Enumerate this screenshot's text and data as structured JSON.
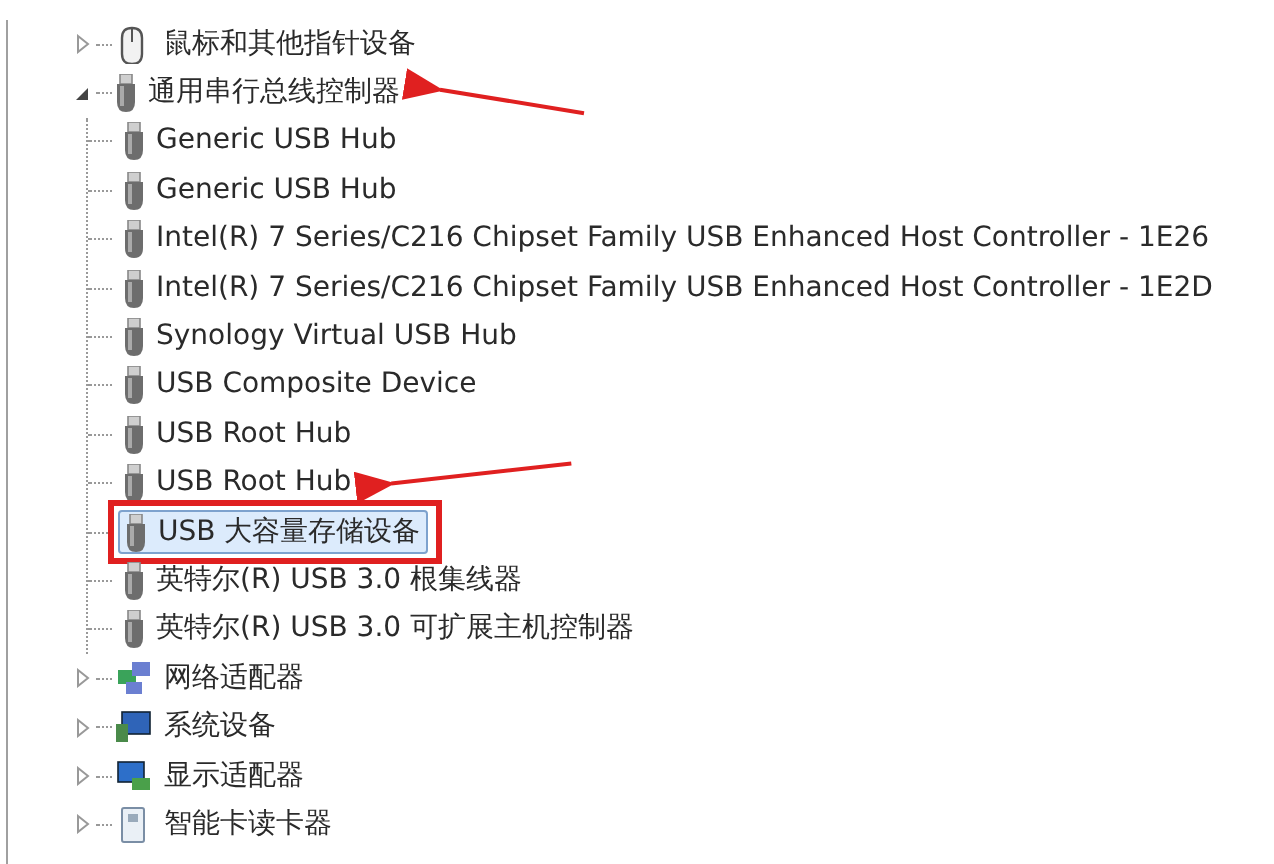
{
  "tree": [
    {
      "label": "鼠标和其他指针设备",
      "kind": "mouse",
      "expanded": false,
      "arrow": false
    },
    {
      "label": "通用串行总线控制器",
      "kind": "usb",
      "expanded": true,
      "arrow": true,
      "children": [
        {
          "label": "Generic USB Hub",
          "selected": false,
          "outlined": false,
          "arrow": false
        },
        {
          "label": "Generic USB Hub",
          "selected": false,
          "outlined": false,
          "arrow": false
        },
        {
          "label": "Intel(R) 7 Series/C216 Chipset Family USB Enhanced Host Controller - 1E26",
          "selected": false,
          "outlined": false,
          "arrow": false
        },
        {
          "label": "Intel(R) 7 Series/C216 Chipset Family USB Enhanced Host Controller - 1E2D",
          "selected": false,
          "outlined": false,
          "arrow": false
        },
        {
          "label": "Synology Virtual USB Hub",
          "selected": false,
          "outlined": false,
          "arrow": false
        },
        {
          "label": "USB Composite Device",
          "selected": false,
          "outlined": false,
          "arrow": false
        },
        {
          "label": "USB Root Hub",
          "selected": false,
          "outlined": false,
          "arrow": false
        },
        {
          "label": "USB Root Hub",
          "selected": false,
          "outlined": false,
          "arrow": true
        },
        {
          "label": "USB 大容量存储设备",
          "selected": true,
          "outlined": true,
          "arrow": false
        },
        {
          "label": "英特尔(R) USB 3.0 根集线器",
          "selected": false,
          "outlined": false,
          "arrow": false
        },
        {
          "label": "英特尔(R) USB 3.0 可扩展主机控制器",
          "selected": false,
          "outlined": false,
          "arrow": false
        }
      ]
    },
    {
      "label": "网络适配器",
      "kind": "network",
      "expanded": false,
      "arrow": false
    },
    {
      "label": "系统设备",
      "kind": "system",
      "expanded": false,
      "arrow": false
    },
    {
      "label": "显示适配器",
      "kind": "display",
      "expanded": false,
      "arrow": false
    },
    {
      "label": "智能卡读卡器",
      "kind": "smartcard",
      "expanded": false,
      "arrow": false
    }
  ]
}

——————————

◆ WORK TO BE COMPLETED ◆
Determine how many lines of the data contain "Chipset" and give nothing but that number.

◆ ANSWER FOR THIS EXERCISE ◆
2